Given instruction: Write out the listing exactly as it is given.

-------- Supplied records

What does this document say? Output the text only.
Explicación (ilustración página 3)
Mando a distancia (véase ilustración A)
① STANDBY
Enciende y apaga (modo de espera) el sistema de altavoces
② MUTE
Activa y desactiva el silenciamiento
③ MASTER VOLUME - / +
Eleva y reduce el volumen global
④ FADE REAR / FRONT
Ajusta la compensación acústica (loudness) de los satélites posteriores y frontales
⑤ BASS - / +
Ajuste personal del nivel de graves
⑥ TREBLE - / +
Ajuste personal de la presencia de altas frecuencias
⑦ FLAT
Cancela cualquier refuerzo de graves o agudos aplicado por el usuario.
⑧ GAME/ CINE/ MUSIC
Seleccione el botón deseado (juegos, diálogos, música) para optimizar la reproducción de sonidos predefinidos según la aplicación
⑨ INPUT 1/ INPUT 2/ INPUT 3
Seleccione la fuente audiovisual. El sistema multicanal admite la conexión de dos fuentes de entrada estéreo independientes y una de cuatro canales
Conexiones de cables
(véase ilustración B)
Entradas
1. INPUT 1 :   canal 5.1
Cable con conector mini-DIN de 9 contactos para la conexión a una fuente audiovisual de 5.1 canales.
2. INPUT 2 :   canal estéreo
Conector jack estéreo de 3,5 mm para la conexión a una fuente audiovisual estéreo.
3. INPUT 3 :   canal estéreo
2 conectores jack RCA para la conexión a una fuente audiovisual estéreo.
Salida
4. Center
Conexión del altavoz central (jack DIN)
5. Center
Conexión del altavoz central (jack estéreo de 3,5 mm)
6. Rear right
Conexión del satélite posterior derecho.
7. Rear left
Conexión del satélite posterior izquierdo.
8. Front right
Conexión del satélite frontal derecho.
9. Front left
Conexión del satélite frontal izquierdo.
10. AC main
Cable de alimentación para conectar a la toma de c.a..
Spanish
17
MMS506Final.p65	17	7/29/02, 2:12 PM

----------------

Full solution:
What does this document say? Output the text only.
Explicación (ilustración página 3)
Mando a distancia (véase ilustración A)
① STANDBY
Enciende y apaga (modo de espera) el sistema de altavoces
② MUTE
Activa y desactiva el silenciamiento
③ MASTER VOLUME - / +
Eleva y reduce el volumen global
④ FADE REAR / FRONT
Ajusta la compensación acústica (loudness) de los satélites posteriores y frontales
⑤ BASS - / +
Ajuste personal del nivel de graves
⑥ TREBLE - / +
Ajuste personal de la presencia de altas frecuencias
⑦ FLAT
Cancela cualquier refuerzo de graves o agudos aplicado por el usuario.
⑧ GAME/ CINE/ MUSIC
Seleccione el botón deseado (juegos, diálogos, música) para optimizar la reproducción de sonidos predefinidos según la aplicación
⑨ INPUT 1/ INPUT 2/ INPUT 3
Seleccione la fuente audiovisual. El sistema multicanal admite la conexión de dos fuentes de entrada estéreo independientes y una de cuatro canales
Conexiones de cables
(véase ilustración B)
Entradas
1. INPUT 1 :   canal 5.1
Cable con conector mini-DIN de 9 contactos para la conexión a una fuente audiovisual de 5.1 canales.
2. INPUT 2 :   canal estéreo
Conector jack estéreo de 3,5 mm para la conexión a una fuente audiovisual estéreo.
3. INPUT 3 :   canal estéreo
2 conectores jack RCA para la conexión a una fuente audiovisual estéreo.
Salida
4. Center
Conexión del altavoz central (jack DIN)
5. Center
Conexión del altavoz central (jack estéreo de 3,5 mm)
6. Rear right
Conexión del satélite posterior derecho.
7. Rear left
Conexión del satélite posterior izquierdo.
8. Front right
Conexión del satélite frontal derecho.
9. Front left
Conexión del satélite frontal izquierdo.
10. AC main
Cable de alimentación para conectar a la toma de c.a..
Spanish
17
MMS506Final.p65	17	7/29/02, 2:12 PM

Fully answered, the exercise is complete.